- Stored rows
-- Begin --

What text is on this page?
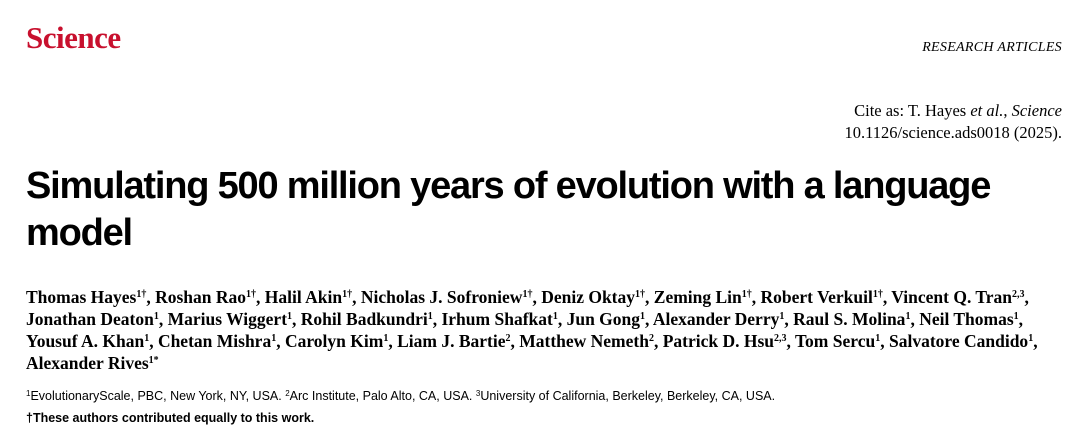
Science	RESEARCH ARTICLES
Cite as: T. Hayes et al., Science
10.1126/science.ads0018 (2025).
Simulating 500 million years of evolution with a language model
Thomas Hayes$^{1\dagger}$, Roshan Rao$^{1\dagger}$, Halil Akin$^{1\dagger}$, Nicholas J. Sofroniew$^{1\dagger}$, Deniz Oktay$^{1\dagger}$, Zeming Lin$^{1\dagger}$, Robert Verkuil$^{1\dagger}$, Vincent Q. Tran$^{2,3}$, Jonathan Deaton$^1$, Marius Wiggert$^1$, Rohil Badkundri$^1$, Irhum Shafkat$^1$, Jun Gong$^1$, Alexander Derry$^1$, Raul S. Molina$^1$, Neil Thomas$^1$, Yousuf A. Khan$^1$, Chetan Mishra$^1$, Carolyn Kim$^1$, Liam J. Bartie$^2$, Matthew Nemeth$^2$, Patrick D. Hsu$^{2,3}$, Tom Sercu$^1$, Salvatore Candido$^1$, Alexander Rives$^{1*}$
$^1$EvolutionaryScale, PBC, New York, NY, USA. $^2$Arc Institute, Palo Alto, CA, USA. $^3$University of California, Berkeley, Berkeley, CA, USA.
†These authors contributed equally to this work.
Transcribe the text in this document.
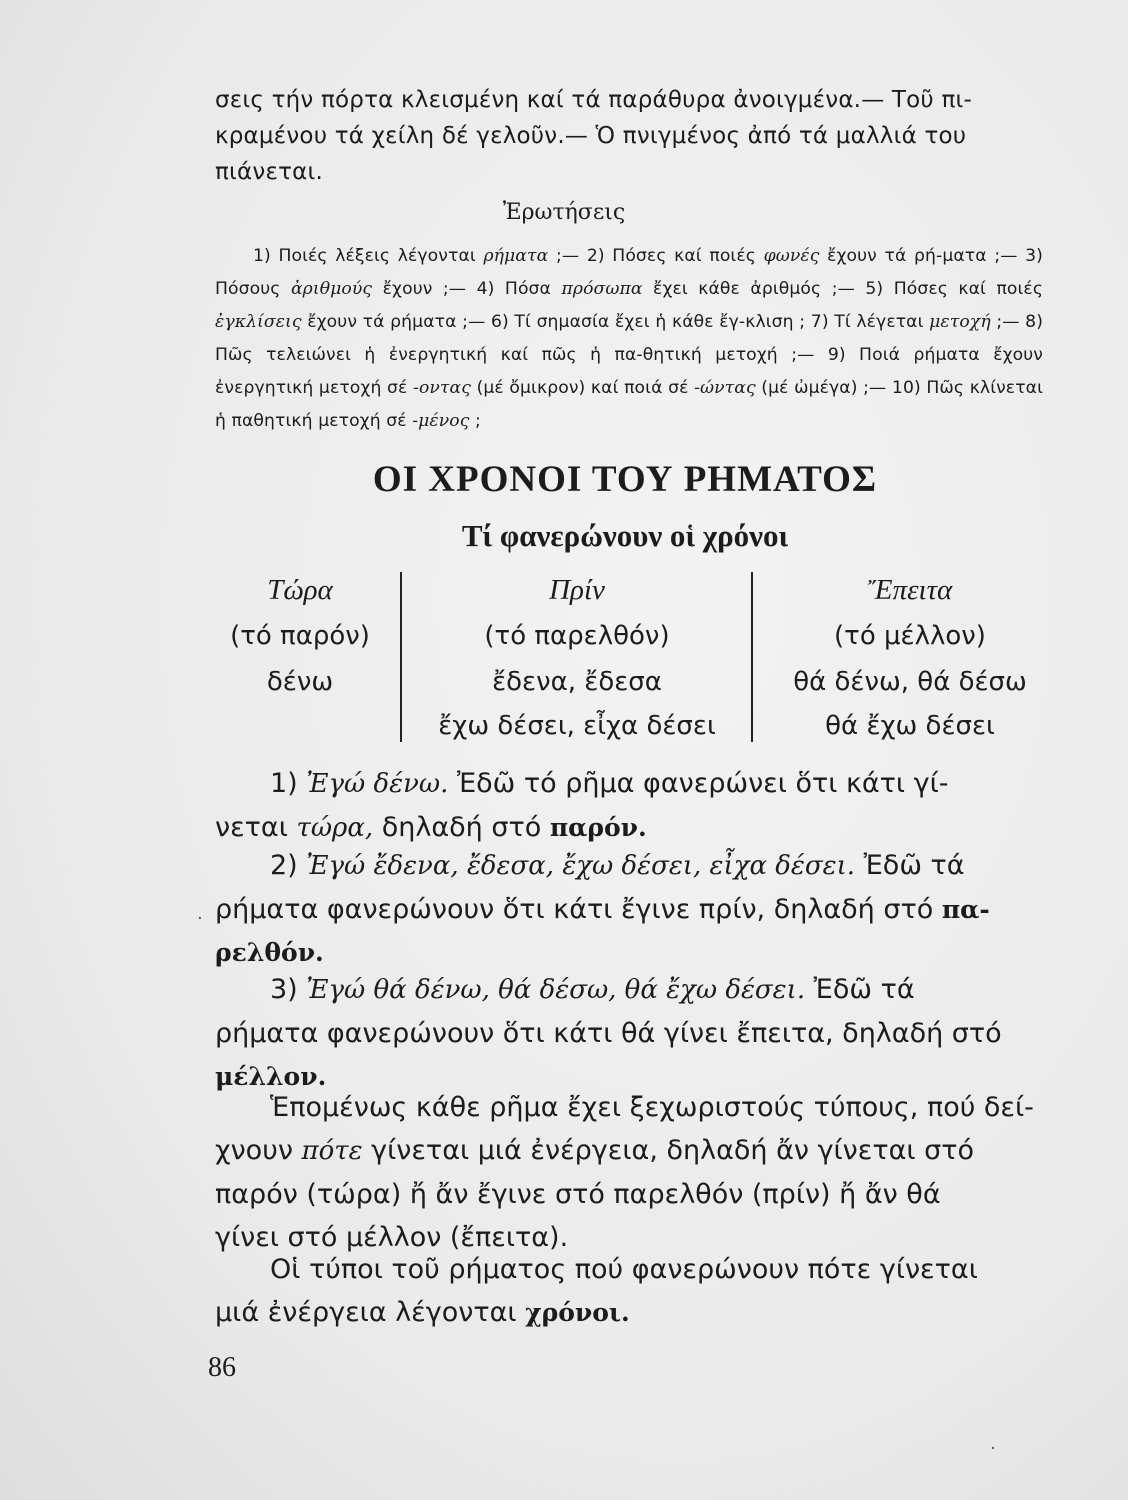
σεις τήν πόρτα κλεισμένη καί τά παράθυρα ἀνοιγμένα.— Τοῦ πι-
κραμένου τά χείλη δέ γελοῦν.— Ὁ πνιγμένος ἀπό τά μαλλιά του
πιάνεται.
Ἐρωτήσεις
1) Ποιές λέξεις λέγονται ρήματα ;— 2) Πόσες καί ποιές φωνές ἔχουν τά ρή-ματα ;— 3) Πόσους ἀριθμούς ἔχουν ;— 4) Πόσα πρόσωπα ἔχει κάθε ἀριθμός ;— 5) Πόσες καί ποιές ἐγκλίσεις ἔχουν τά ρήματα ;— 6) Τί σημασία ἔχει ἡ κάθε ἔγ-κλιση ; 7) Τί λέγεται μετοχή ;— 8) Πῶς τελειώνει ἡ ἐνεργητική καί πῶς ἡ πα-θητική μετοχή ;— 9) Ποιά ρήματα ἔχουν ἐνεργητική μετοχή σέ -οντας (μέ ὄμικρον) καί ποιά σέ -ώντας (μέ ὠμέγα) ;— 10) Πῶς κλίνεται ἡ παθητική μετοχή σέ -μένος ;
ΟΙ ΧΡΟΝΟΙ ΤΟΥ ΡΗΜΑΤΟΣ
Τί φανερώνουν οἱ χρόνοι
Τώρα
(τό παρόν)
δένω
Πρίν
(τό παρελθόν)
ἔδενα, ἔδεσα
ἔχω δέσει, εἶχα δέσει
Ἔπειτα
(τό μέλλον)
θά δένω, θά δέσω
θά ἔχω δέσει
1) Ἐγώ δένω. Ἐδῶ τό ρῆμα φανερώνει ὅτι κάτι γί-
νεται τώρα, δηλαδή στό παρόν.
2) Ἐγώ ἔδενα, ἔδεσα, ἔχω δέσει, εἶχα δέσει. Ἐδῶ τά
ρήματα φανερώνουν ὅτι κάτι ἔγινε πρίν, δηλαδή στό πα-
ρελθόν.
3) Ἐγώ θά δένω, θά δέσω, θά ἔχω δέσει. Ἐδῶ τά
ρήματα φανερώνουν ὅτι κάτι θά γίνει ἔπειτα, δηλαδή στό
μέλλον.
Ἑπομένως κάθε ρῆμα ἔχει ξεχωριστούς τύπους, πού δεί-
χνουν πότε γίνεται μιά ἐνέργεια, δηλαδή ἄν γίνεται στό
παρόν (τώρα) ἤ ἄν ἔγινε στό παρελθόν (πρίν) ἤ ἄν θά
γίνει στό μέλλον (ἔπειτα).
Οἱ τύποι τοῦ ρήματος πού φανερώνουν πότε γίνεται
μιά ἐνέργεια λέγονται χρόνοι.
86
·
·
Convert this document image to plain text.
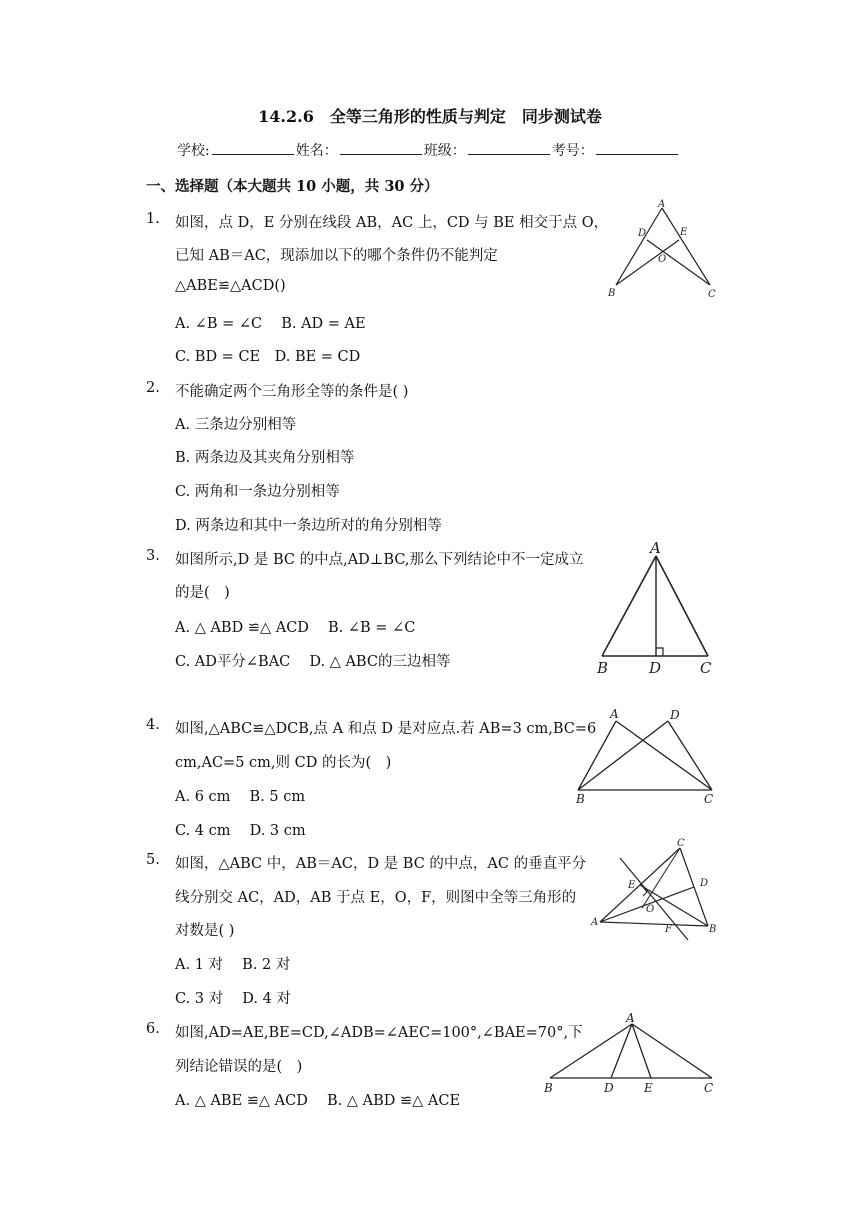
14.2.6　全等三角形的性质与判定　同步测试卷
学校:	姓名：	班级：	考号：
一、选择题（本大题共 10 小题，共 30 分）
1. 如图，点 D，E 分别在线段 AB，AC 上，CD 与 BE 相交于点 O，
已知 AB＝AC，现添加以下的哪个条件仍不能判定
△ABE≌△ACD()
A. ∠B = ∠C　 B. AD = AE
C. BD = CE　D. BE = CD
A
D	E
O
B	C
2. 不能确定两个三角形全等的条件是( )
A. 三条边分别相等
B. 两条边及其夹角分别相等
C. 两角和一条边分别相等
D. 两条边和其中一条边所对的角分别相等
3. 如图所示,D 是 BC 的中点,AD⊥BC,那么下列结论中不一定成立
的是(　)
A. △ ABD ≌△ ACD　 B. ∠B = ∠C
C. AD平分∠BAC　 D. △ ABC的三边相等
A
B	D	C
4. 如图,△ABC≌△DCB,点 A 和点 D 是对应点.若 AB=3 cm,BC=6
cm,AC=5 cm,则 CD 的长为(　)
A. 6 cm　 B. 5 cm
C. 4 cm　 D. 3 cm
A	D
B	C
5. 如图，△ABC 中，AB＝AC，D 是 BC 的中点，AC 的垂直平分
线分别交 AC，AD，AB 于点 E，O，F，则图中全等三角形的
对数是( )
A. 1 对　 B. 2 对
C. 3 对　 D. 4 对
C
E	D
O
A
F	B
6. 如图,AD=AE,BE=CD,∠ADB=∠AEC=100°,∠BAE=70°,下
列结论错误的是(　)
A. △ ABE ≌△ ACD　 B. △ ABD ≌△ ACE
A
B	D	E	C
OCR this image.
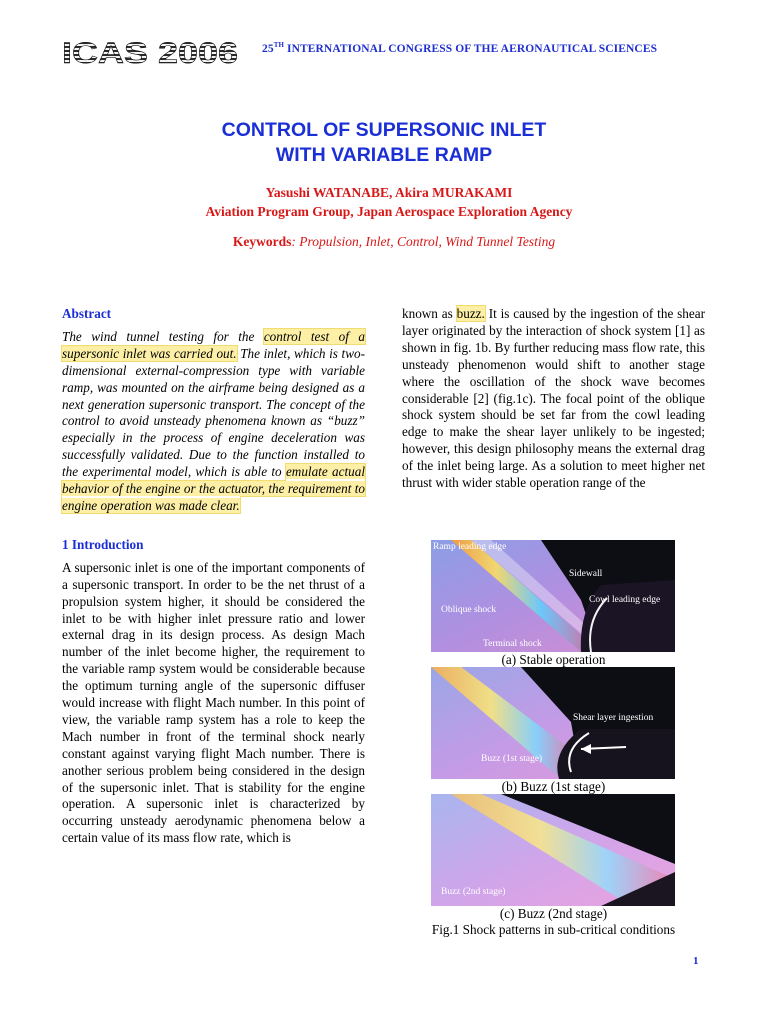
ICAS 2006 25TH INTERNATIONAL CONGRESS OF THE AERONAUTICAL SCIENCES
CONTROL OF SUPERSONIC INLET
WITH VARIABLE RAMP
Yasushi WATANABE, Akira MURAKAMI
Aviation Program Group, Japan Aerospace Exploration Agency
Keywords: Propulsion, Inlet, Control, Wind Tunnel Testing
Abstract

The wind tunnel testing for the control test of a supersonic inlet was carried out. The inlet, which is two-dimensional external-compression type with variable ramp, was mounted on the airframe being designed as a next generation supersonic transport. The concept of the control to avoid unsteady phenomena known as “buzz” especially in the process of engine deceleration was successfully validated. Due to the function installed to the experimental model, which is able to emulate actual behavior of the engine or the actuator, the requirement to engine operation was made clear.

1 Introduction

A supersonic inlet is one of the important components of a supersonic transport. In order to be the net thrust of a propulsion system higher, it should be considered the inlet to be with higher inlet pressure ratio and lower external drag in its design process. As design Mach number of the inlet become higher, the requirement to the variable ramp system would be considerable because the optimum turning angle of the supersonic diffuser would increase with flight Mach number. In this point of view, the variable ramp system has a role to keep the Mach number in front of the terminal shock nearly constant against varying flight Mach number. There is another serious problem being considered in the design of the supersonic inlet. That is stability for the engine operation. A supersonic inlet is characterized by occurring unsteady aerodynamic phenomena below a certain value of its mass flow rate, which is

known as buzz. It is caused by the ingestion of the shear layer originated by the interaction of shock system [1] as shown in fig. 1b. By further reducing mass flow rate, this unsteady phenomenon would shift to another stage where the oscillation of the shock wave becomes considerable [2] (fig.1c). The focal point of the oblique shock system should be set far from the cowl leading edge to make the shear layer unlikely to be ingested; however, this design philosophy means the external drag of the inlet being large. As a solution to meet higher net thrust with wider stable operation range of the

Ramp leading edge
Sidewall
Cowl leading edge
Oblique shock
Terminal shock
(a) Stable operation
Shear layer ingestion
Buzz (1st stage)
(b) Buzz (1st stage)
Buzz (2nd stage)
(c) Buzz (2nd stage)
Fig.1 Shock patterns in sub-critical conditions
1
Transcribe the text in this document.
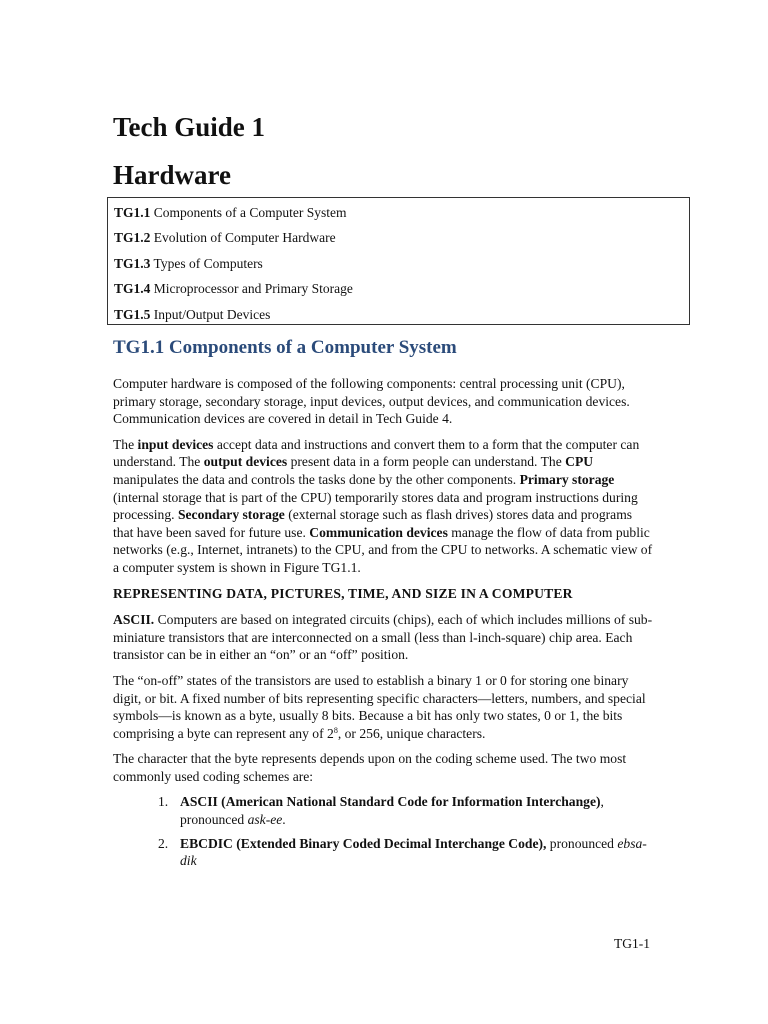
Tech Guide 1
Hardware
TG1.1 Components of a Computer System
TG1.2 Evolution of Computer Hardware
TG1.3 Types of Computers
TG1.4 Microprocessor and Primary Storage
TG1.5 Input/Output Devices
TG1.1 Components of a Computer System

Computer hardware is composed of the following components: central processing unit (CPU), primary storage, secondary storage, input devices, output devices, and communication devices. Communication devices are covered in detail in Tech Guide 4.

The input devices accept data and instructions and convert them to a form that the computer can understand. The output devices present data in a form people can understand. The CPU manipulates the data and controls the tasks done by the other components. Primary storage (internal storage that is part of the CPU) temporarily stores data and program instructions during processing. Secondary storage (external storage such as flash drives) stores data and programs that have been saved for future use. Communication devices manage the flow of data from public networks (e.g., Internet, intranets) to the CPU, and from the CPU to networks. A schematic view of a computer system is shown in Figure TG1.1.

REPRESENTING DATA, PICTURES, TIME, AND SIZE IN A COMPUTER

ASCII. Computers are based on integrated circuits (chips), each of which includes millions of sub-miniature transistors that are interconnected on a small (less than l-inch-square) chip area. Each transistor can be in either an “on” or an “off” position.

The “on-off” states of the transistors are used to establish a binary 1 or 0 for storing one binary digit, or bit. A fixed number of bits representing specific characters—letters, numbers, and special symbols—is known as a byte, usually 8 bits. Because a bit has only two states, 0 or 1, the bits comprising a byte can represent any of $2^8$, or 256, unique characters.

The character that the byte represents depends upon on the coding scheme used. The two most commonly used coding schemes are:

1. ASCII (American National Standard Code for Information Interchange), pronounced ask-ee.
2. EBCDIC (Extended Binary Coded Decimal Interchange Code), pronounced ebsa-dik
TG1-1
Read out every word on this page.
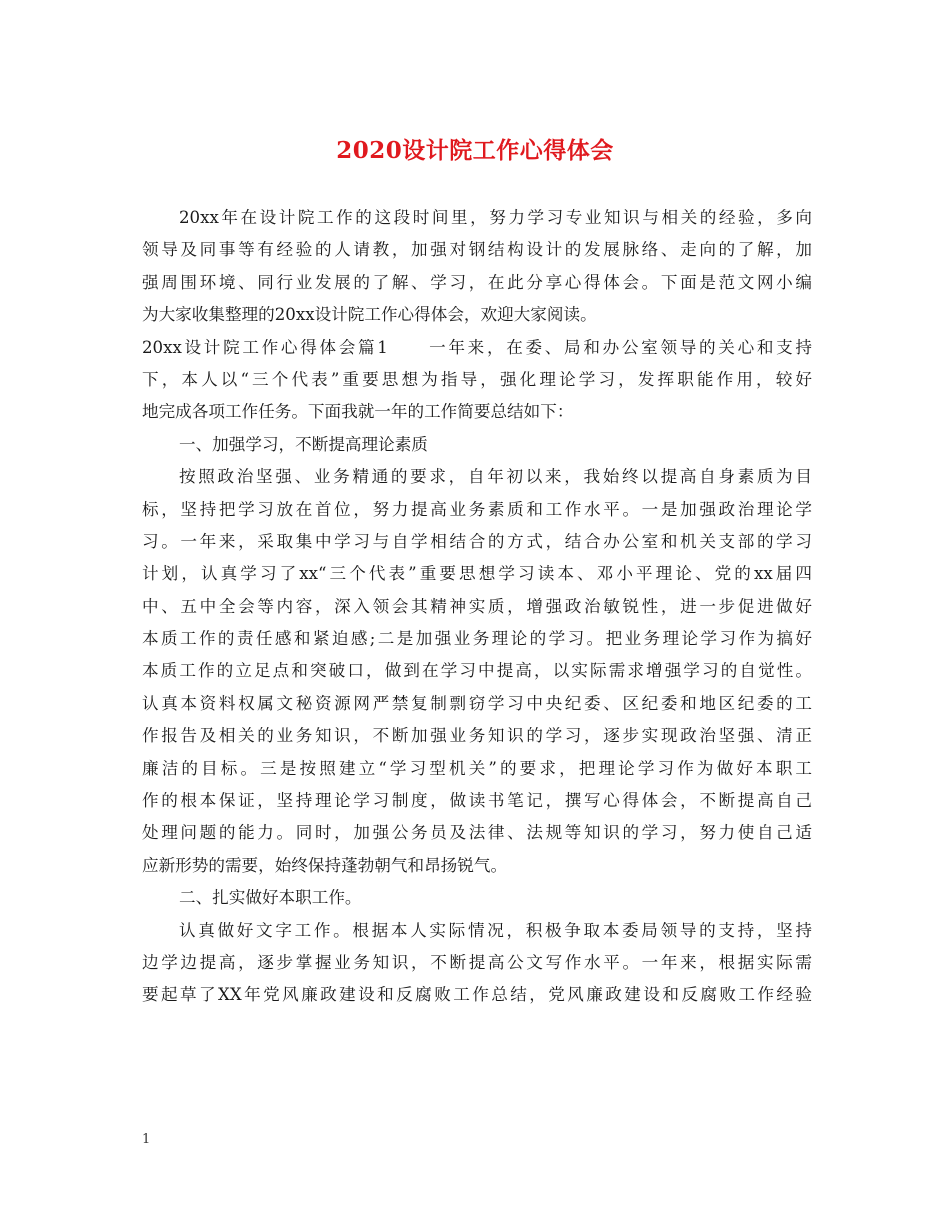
2020设计院工作心得体会
20xx年在设计院工作的这段时间里，努力学习专业知识与相关的经验，多向
领导及同事等有经验的人请教，加强对钢结构设计的发展脉络、走向的了解，加
强周围环境、同行业发展的了解、学习，在此分享心得体会。下面是范文网小编
为大家收集整理的20xx设计院工作心得体会，欢迎大家阅读。
20xx设计院工作心得体会篇1　　一年来，在委、局和办公室领导的关心和支持
下，本人以“三个代表”重要思想为指导，强化理论学习，发挥职能作用，较好
地完成各项工作任务。下面我就一年的工作简要总结如下：
一、加强学习，不断提高理论素质
按照政治坚强、业务精通的要求，自年初以来，我始终以提高自身素质为目
标，坚持把学习放在首位，努力提高业务素质和工作水平。一是加强政治理论学
习。一年来，采取集中学习与自学相结合的方式，结合办公室和机关支部的学习
计划，认真学习了xx“三个代表”重要思想学习读本、邓小平理论、党的xx届四
中、五中全会等内容，深入领会其精神实质，增强政治敏锐性，进一步促进做好
本质工作的责任感和紧迫感;二是加强业务理论的学习。把业务理论学习作为搞好
本质工作的立足点和突破口，做到在学习中提高，以实际需求增强学习的自觉性。
认真本资料权属文秘资源网严禁复制剽窃学习中央纪委、区纪委和地区纪委的工
作报告及相关的业务知识，不断加强业务知识的学习，逐步实现政治坚强、清正
廉洁的目标。三是按照建立“学习型机关”的要求，把理论学习作为做好本职工
作的根本保证，坚持理论学习制度，做读书笔记，撰写心得体会，不断提高自己
处理问题的能力。同时，加强公务员及法律、法规等知识的学习，努力使自己适
应新形势的需要，始终保持蓬勃朝气和昂扬锐气。
二、扎实做好本职工作。
认真做好文字工作。根据本人实际情况，积极争取本委局领导的支持，坚持
边学边提高，逐步掌握业务知识，不断提高公文写作水平。一年来，根据实际需
要起草了XX年党风廉政建设和反腐败工作总结，党风廉政建设和反腐败工作经验
1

-- End --

- Given problem
Reproduce each line of the material containing the word "παρελθόν".

- Full output
(τό παρελθόν)
παρόν (τώρα) ἤ ἄν ἔγινε στό παρελθόν (πρίν) ἤ ἄν θά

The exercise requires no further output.